Saved data entries
◆ ◆ ◆
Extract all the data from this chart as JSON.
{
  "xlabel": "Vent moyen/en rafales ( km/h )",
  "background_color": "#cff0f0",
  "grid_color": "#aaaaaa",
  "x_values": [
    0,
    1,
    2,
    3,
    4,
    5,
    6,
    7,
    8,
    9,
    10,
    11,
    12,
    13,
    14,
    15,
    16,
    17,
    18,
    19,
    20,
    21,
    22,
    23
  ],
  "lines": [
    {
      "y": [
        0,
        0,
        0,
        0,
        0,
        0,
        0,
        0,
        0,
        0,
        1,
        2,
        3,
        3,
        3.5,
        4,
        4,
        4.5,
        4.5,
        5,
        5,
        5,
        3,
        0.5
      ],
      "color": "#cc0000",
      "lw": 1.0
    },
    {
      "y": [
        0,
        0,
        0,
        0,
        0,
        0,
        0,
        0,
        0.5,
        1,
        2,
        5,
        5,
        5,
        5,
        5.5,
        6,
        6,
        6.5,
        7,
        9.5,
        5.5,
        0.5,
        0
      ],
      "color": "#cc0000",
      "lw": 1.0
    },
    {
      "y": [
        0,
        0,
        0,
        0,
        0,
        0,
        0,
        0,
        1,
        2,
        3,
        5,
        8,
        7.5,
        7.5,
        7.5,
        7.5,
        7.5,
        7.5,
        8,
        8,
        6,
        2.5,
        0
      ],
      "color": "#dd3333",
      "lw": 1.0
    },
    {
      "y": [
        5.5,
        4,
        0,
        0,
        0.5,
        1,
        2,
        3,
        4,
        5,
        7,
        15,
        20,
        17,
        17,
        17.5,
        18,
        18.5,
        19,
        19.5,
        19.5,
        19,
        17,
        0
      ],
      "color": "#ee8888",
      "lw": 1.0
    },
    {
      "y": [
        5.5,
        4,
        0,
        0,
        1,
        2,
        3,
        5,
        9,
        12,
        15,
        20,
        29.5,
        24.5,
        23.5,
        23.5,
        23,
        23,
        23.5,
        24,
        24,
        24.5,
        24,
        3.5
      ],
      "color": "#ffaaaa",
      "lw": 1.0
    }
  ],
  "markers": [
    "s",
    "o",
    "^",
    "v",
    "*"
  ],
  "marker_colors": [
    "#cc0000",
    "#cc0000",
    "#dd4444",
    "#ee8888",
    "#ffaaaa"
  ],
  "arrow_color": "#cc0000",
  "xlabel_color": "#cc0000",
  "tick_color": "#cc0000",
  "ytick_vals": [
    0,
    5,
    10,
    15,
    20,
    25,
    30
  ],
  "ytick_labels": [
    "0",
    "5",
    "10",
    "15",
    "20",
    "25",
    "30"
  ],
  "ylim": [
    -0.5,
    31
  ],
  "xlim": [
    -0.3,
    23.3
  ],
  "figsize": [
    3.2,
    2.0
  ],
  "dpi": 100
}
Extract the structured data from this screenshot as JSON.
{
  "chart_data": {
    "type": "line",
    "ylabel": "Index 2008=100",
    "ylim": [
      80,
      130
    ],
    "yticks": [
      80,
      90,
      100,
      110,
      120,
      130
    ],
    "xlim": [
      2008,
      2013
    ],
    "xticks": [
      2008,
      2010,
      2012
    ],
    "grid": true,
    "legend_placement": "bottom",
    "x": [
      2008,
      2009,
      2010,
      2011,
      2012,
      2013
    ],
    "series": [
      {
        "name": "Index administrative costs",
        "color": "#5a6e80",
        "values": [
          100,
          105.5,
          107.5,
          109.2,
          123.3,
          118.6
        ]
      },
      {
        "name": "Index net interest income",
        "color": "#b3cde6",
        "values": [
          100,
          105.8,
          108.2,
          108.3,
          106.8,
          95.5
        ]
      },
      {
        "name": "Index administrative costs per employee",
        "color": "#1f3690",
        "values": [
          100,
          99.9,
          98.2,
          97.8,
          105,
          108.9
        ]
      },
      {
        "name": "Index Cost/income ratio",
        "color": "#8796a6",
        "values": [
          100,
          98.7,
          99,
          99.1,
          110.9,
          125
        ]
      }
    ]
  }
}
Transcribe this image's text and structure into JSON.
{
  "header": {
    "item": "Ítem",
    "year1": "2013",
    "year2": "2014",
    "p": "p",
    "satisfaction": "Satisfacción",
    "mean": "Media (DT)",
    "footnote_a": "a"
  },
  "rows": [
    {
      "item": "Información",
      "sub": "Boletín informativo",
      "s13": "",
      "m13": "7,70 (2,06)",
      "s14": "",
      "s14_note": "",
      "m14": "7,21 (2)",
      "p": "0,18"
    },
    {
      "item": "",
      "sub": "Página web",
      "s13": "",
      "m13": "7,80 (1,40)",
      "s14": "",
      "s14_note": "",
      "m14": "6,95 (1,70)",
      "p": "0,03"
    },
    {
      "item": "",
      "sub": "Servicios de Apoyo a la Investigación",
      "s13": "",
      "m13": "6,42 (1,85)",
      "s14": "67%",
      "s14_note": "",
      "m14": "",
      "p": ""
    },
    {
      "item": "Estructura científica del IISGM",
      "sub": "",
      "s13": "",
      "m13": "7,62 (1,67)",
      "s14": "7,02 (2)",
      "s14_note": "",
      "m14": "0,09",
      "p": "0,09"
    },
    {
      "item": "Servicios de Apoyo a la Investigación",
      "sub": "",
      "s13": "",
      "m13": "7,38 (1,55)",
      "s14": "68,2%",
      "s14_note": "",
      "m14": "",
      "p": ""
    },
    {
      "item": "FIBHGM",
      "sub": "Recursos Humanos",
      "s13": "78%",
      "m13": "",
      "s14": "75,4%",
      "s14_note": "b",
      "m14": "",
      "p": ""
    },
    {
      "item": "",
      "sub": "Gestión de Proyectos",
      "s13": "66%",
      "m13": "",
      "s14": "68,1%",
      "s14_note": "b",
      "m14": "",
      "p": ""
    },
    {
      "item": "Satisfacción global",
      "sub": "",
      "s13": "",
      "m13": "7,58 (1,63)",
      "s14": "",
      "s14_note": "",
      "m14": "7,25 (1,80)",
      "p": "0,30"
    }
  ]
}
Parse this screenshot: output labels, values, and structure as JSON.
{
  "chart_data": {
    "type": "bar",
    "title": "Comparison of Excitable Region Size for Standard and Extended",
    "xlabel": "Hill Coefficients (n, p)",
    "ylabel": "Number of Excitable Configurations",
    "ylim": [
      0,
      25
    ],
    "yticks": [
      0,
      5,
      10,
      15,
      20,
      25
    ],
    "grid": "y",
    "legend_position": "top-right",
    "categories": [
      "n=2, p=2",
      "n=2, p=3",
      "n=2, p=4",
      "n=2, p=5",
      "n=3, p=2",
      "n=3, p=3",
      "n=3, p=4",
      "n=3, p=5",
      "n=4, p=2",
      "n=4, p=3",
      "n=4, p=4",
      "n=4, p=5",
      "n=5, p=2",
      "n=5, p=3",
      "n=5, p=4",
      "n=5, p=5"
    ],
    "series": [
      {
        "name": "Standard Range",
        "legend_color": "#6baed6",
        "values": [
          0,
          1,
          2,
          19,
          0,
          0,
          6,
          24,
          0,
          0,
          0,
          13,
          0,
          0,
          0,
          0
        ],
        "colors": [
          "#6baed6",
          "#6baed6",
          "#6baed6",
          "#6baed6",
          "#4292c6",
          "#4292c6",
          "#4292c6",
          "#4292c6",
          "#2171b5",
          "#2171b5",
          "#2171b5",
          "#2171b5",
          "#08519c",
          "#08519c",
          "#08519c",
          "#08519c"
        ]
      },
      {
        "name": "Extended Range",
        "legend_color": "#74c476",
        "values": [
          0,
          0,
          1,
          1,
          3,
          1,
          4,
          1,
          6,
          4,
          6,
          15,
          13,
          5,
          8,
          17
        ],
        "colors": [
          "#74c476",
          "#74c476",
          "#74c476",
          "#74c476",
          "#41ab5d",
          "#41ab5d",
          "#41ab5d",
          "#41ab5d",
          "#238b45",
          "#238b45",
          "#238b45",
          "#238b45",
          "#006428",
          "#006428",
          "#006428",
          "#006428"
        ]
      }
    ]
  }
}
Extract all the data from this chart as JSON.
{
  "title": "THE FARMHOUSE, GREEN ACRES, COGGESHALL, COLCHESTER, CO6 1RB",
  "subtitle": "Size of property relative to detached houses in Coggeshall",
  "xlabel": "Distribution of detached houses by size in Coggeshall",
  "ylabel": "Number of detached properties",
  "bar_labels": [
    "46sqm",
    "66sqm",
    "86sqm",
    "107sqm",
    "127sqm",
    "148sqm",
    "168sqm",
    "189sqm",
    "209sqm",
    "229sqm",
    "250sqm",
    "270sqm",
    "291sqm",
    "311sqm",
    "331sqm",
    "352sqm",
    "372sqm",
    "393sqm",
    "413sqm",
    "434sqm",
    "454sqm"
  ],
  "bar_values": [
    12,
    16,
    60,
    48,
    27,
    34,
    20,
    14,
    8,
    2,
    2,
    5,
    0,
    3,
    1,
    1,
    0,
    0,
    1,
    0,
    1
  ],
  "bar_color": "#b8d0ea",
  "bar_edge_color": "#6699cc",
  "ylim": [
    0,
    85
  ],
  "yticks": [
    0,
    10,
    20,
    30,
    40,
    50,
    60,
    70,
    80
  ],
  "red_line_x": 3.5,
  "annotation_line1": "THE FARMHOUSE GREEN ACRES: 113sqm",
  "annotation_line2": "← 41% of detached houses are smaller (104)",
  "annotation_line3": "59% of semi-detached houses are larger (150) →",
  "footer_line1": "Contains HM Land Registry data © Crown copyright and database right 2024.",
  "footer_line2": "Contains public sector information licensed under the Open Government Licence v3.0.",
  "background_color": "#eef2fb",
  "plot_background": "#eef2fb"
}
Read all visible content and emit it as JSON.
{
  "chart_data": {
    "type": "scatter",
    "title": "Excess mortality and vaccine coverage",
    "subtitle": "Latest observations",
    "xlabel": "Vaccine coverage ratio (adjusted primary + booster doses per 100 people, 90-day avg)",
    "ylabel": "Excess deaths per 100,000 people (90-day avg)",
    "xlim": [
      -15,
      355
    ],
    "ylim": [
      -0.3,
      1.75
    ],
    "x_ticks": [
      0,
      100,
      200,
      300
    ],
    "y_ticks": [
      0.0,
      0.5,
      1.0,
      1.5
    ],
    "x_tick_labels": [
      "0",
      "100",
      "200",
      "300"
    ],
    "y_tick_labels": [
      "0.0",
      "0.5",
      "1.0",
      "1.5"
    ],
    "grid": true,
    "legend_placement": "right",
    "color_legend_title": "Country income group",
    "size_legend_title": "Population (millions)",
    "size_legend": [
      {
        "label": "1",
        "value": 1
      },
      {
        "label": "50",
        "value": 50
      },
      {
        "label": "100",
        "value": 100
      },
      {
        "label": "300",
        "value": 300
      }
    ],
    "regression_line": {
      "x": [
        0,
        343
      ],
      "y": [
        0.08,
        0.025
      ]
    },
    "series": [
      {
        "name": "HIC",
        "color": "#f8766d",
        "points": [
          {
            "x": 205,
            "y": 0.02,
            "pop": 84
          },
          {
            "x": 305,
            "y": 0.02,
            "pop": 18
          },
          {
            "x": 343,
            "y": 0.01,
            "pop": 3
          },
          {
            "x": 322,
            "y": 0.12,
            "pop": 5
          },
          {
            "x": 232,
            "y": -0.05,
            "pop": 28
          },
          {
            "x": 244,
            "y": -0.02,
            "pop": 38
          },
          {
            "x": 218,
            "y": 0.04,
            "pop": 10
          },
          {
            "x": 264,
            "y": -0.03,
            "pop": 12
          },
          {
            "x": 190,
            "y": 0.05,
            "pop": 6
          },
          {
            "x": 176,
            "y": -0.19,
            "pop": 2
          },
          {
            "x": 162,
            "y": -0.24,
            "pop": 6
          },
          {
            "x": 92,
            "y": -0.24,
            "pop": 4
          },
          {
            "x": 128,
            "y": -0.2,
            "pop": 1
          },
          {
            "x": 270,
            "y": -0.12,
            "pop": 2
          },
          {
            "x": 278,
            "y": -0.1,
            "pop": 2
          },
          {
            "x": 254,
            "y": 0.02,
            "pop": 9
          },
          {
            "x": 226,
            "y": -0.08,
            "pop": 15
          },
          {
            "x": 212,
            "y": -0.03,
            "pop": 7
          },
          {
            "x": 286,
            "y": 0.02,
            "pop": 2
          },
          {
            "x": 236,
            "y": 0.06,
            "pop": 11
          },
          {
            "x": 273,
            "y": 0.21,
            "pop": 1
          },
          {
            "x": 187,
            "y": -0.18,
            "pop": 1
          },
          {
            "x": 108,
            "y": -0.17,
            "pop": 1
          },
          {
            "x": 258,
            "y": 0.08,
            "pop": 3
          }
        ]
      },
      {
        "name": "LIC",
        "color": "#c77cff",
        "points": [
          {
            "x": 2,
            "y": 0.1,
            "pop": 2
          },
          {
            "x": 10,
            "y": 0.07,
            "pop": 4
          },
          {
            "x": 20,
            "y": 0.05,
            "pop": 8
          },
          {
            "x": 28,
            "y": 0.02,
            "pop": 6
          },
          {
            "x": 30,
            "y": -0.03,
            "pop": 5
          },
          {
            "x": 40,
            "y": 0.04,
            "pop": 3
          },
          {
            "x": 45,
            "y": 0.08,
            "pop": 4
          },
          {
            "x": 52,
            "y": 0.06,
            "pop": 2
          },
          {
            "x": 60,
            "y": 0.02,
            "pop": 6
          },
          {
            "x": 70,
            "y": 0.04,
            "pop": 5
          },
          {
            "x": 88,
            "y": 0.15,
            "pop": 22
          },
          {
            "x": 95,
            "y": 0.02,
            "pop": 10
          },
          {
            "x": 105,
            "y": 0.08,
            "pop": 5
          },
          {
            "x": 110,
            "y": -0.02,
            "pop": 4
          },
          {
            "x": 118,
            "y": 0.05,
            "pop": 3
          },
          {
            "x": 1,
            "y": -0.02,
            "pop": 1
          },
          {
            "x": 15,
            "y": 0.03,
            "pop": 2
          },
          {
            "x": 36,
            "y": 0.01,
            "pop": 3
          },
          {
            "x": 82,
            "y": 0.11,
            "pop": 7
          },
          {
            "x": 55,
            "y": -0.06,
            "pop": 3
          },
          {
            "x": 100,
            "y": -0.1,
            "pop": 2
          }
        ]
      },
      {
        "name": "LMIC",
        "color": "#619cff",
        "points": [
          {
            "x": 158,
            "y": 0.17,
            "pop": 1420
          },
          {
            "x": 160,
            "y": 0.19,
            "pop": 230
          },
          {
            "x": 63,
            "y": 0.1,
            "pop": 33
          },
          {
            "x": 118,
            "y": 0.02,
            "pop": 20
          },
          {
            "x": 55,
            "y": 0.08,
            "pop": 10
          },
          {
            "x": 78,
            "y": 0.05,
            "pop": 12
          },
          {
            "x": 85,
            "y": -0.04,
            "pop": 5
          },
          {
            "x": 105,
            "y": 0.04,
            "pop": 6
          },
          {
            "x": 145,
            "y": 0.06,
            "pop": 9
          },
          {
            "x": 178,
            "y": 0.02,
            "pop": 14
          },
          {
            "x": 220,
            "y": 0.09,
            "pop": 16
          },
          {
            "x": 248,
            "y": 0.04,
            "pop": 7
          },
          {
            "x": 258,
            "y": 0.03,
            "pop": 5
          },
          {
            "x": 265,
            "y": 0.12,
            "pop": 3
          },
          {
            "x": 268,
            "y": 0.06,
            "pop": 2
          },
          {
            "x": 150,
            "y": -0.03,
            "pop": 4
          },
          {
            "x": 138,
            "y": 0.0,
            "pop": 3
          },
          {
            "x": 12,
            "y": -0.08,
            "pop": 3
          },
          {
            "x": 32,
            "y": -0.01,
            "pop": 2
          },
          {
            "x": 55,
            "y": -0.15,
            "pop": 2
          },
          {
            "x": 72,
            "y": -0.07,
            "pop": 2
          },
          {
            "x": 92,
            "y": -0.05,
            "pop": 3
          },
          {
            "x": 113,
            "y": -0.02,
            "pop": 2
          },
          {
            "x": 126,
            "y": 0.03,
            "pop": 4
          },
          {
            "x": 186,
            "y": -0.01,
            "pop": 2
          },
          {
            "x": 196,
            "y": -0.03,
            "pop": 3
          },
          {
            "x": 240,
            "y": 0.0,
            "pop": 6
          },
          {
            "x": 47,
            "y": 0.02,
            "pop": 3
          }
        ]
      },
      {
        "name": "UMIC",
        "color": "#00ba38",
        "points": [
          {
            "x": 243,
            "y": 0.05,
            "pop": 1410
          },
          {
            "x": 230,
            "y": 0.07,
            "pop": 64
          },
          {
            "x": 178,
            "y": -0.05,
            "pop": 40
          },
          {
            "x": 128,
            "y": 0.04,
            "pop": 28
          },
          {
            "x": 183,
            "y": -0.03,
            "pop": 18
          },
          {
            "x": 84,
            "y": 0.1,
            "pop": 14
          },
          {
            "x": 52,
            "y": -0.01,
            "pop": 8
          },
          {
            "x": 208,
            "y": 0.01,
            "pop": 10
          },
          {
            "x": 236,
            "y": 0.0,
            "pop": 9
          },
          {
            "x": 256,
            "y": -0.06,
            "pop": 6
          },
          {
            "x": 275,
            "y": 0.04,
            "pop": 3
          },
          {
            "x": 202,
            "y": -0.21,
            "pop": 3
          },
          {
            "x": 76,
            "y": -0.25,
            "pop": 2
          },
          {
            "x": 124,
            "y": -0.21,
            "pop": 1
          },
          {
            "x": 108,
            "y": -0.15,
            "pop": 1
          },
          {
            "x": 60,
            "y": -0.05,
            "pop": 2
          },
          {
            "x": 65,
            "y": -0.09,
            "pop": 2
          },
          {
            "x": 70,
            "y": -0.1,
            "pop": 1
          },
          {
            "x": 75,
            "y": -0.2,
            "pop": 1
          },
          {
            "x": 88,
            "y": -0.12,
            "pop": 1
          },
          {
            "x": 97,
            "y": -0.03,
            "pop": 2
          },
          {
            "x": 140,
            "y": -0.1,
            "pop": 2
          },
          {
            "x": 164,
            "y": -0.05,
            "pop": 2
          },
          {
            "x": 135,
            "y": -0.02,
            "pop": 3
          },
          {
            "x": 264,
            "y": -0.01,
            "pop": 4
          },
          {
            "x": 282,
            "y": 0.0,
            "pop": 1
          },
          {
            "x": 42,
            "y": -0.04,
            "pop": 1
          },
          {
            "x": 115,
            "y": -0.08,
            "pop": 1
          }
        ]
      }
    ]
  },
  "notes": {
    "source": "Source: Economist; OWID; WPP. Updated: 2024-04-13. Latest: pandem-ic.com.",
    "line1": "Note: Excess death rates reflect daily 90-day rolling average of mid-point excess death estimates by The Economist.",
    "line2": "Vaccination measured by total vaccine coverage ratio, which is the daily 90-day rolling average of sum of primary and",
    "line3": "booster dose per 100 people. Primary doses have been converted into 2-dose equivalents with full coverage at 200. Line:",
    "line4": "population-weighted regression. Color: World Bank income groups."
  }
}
◆ ◆ ◆
◆ **THE PROBLEM**
Collect the lines of the data that carry the word "item".

◆ **RESPONSE TO THIS TASK**
    "item": "Ítem",
      "item": "Información",
      "item": "",
      "item": "",
      "item": "Estructura científica del IISGM",
      "item": "Servicios de Apoyo a la Investigación",
      "item": "FIBHGM",
      "item": "",
      "item": "Satisfacción global",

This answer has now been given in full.